- Stored rows:
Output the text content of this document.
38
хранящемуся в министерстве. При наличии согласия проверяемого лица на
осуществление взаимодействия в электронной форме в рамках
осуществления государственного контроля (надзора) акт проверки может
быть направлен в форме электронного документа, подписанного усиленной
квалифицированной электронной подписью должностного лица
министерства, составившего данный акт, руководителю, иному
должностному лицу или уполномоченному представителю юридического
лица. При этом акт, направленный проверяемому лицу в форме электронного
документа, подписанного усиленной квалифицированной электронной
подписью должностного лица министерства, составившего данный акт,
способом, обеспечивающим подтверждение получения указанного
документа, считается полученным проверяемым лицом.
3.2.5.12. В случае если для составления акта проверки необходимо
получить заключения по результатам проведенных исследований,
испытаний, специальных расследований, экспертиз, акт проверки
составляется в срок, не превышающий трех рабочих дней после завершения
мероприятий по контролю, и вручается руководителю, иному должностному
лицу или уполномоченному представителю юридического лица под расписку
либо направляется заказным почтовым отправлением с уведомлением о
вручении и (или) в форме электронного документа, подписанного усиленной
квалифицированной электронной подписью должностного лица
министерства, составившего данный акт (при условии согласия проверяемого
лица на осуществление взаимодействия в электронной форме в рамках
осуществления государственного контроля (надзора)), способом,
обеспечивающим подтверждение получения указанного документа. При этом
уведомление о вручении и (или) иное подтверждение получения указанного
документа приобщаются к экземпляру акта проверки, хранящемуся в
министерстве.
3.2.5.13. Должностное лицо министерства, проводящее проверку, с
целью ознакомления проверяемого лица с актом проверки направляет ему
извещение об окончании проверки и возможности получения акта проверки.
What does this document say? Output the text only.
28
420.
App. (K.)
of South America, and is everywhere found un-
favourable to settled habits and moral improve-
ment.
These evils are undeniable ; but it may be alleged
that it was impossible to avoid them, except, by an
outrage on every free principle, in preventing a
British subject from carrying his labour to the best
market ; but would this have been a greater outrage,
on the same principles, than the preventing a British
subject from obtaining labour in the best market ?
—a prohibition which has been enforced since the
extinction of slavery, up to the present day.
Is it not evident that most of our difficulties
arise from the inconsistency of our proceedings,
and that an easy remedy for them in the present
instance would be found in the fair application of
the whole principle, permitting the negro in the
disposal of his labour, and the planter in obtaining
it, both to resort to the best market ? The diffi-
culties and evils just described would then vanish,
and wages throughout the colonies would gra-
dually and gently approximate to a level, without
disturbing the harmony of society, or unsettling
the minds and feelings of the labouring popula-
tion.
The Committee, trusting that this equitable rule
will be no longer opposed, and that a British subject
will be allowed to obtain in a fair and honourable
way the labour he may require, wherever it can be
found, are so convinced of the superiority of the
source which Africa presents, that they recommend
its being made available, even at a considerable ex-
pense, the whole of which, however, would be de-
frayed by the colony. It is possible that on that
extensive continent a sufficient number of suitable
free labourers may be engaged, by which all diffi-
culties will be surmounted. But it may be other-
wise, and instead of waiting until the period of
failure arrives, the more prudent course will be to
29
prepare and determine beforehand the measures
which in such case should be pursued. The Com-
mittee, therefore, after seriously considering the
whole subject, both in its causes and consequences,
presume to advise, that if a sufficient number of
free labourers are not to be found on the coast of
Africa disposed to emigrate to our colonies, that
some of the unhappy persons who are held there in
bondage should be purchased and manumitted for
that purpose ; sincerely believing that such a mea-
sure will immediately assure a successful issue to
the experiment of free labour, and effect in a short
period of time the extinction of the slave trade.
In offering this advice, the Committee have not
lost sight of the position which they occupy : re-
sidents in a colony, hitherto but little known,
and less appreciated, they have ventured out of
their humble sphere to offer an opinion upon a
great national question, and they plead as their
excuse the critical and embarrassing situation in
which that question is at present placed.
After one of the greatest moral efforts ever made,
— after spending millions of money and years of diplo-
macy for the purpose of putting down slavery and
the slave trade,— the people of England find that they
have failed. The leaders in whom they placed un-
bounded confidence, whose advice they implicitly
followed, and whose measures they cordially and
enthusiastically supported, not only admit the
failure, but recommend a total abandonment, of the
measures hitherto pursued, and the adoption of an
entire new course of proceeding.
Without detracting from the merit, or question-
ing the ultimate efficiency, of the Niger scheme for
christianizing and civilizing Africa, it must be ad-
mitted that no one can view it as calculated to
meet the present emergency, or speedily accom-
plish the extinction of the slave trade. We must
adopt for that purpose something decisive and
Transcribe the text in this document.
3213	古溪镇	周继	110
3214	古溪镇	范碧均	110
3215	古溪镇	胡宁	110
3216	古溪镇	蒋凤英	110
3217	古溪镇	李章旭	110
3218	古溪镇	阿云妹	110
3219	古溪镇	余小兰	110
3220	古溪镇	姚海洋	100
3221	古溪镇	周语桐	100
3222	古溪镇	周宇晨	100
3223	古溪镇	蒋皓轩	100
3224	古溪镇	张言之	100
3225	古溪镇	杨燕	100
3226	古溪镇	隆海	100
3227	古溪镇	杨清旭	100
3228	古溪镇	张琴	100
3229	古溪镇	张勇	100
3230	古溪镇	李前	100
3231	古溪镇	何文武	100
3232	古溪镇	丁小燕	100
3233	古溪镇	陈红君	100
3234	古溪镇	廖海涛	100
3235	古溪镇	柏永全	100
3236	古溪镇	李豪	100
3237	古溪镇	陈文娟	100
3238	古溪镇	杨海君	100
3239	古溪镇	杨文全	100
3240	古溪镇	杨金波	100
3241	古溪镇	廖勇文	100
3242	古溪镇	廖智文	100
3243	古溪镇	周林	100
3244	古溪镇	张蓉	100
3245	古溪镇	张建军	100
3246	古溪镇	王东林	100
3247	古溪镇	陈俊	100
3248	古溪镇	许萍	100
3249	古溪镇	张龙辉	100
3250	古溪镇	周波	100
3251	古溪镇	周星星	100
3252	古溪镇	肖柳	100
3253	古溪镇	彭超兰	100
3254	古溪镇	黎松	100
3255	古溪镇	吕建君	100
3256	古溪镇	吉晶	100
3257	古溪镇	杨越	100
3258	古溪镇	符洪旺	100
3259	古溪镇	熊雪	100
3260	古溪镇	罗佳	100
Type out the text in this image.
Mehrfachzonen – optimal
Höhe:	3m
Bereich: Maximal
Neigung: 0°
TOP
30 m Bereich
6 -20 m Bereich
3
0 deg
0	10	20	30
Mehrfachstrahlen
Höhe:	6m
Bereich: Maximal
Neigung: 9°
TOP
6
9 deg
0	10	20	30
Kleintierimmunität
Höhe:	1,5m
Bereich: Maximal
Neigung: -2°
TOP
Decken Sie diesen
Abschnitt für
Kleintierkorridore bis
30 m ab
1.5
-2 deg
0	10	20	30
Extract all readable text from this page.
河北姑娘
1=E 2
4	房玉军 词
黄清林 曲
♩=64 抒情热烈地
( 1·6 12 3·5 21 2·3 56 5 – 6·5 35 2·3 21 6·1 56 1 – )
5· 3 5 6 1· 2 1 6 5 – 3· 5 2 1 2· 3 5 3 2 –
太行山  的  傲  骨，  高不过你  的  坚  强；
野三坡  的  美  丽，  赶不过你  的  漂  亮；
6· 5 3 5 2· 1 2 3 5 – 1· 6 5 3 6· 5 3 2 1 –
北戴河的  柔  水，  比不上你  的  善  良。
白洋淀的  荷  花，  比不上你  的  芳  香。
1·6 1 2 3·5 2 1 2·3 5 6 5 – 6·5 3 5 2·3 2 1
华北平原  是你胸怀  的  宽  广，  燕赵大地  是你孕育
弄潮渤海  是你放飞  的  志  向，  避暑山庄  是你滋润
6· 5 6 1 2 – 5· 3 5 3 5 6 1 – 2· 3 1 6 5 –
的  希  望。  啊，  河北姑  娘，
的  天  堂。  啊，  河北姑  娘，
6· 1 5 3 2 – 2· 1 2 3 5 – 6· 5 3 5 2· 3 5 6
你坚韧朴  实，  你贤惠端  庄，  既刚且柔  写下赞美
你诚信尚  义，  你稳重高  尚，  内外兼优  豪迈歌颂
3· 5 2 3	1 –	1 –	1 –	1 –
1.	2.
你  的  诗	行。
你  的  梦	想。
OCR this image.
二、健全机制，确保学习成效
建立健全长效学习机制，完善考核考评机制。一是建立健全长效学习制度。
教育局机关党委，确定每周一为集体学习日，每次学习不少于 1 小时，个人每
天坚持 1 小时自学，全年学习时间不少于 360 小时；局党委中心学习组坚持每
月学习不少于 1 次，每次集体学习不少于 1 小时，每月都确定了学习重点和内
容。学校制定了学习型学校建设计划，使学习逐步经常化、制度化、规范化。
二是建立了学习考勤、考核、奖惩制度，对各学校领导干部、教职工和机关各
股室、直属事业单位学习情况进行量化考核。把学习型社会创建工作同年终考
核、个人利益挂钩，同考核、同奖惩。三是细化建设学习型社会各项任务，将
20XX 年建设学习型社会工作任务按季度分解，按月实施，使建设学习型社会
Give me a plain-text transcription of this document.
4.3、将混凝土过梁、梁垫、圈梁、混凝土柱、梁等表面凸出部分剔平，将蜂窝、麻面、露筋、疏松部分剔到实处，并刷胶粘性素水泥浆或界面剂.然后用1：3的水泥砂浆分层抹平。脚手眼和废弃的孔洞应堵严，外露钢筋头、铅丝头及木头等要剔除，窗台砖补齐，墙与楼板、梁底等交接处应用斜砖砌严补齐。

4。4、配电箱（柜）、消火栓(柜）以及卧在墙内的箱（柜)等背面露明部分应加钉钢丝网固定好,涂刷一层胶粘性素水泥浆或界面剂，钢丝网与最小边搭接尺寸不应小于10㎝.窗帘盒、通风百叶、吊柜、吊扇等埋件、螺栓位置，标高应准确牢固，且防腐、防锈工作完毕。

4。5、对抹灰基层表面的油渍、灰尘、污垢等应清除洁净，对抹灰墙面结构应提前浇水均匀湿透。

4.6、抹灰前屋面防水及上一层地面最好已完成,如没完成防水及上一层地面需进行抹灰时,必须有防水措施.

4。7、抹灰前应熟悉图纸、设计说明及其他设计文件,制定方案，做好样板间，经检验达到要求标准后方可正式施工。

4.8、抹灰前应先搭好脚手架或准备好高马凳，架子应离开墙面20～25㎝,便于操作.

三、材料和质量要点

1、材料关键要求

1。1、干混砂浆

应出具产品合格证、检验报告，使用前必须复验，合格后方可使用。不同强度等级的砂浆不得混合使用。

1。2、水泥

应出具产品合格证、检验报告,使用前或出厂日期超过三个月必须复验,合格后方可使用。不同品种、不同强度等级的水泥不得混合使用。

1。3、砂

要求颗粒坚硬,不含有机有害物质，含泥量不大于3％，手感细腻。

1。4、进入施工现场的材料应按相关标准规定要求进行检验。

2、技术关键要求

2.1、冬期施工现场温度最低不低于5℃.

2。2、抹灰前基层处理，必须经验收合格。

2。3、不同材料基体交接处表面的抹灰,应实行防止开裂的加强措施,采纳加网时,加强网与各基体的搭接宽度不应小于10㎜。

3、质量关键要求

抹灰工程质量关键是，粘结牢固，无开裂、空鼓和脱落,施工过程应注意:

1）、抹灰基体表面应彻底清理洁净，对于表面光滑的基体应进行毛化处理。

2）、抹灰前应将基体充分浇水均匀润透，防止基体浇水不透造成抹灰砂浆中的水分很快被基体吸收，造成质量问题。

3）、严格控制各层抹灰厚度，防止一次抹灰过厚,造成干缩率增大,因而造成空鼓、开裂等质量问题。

- Your goal: Track down every line holding the string "would" and copy it.

- Exercise result:
market ; but would this have been a greater outrage,
instance would be found in the fair application of
culties and evils just described would then vanish,
and wages throughout the colonies would gra-
pense, the whole of which, however, would be de-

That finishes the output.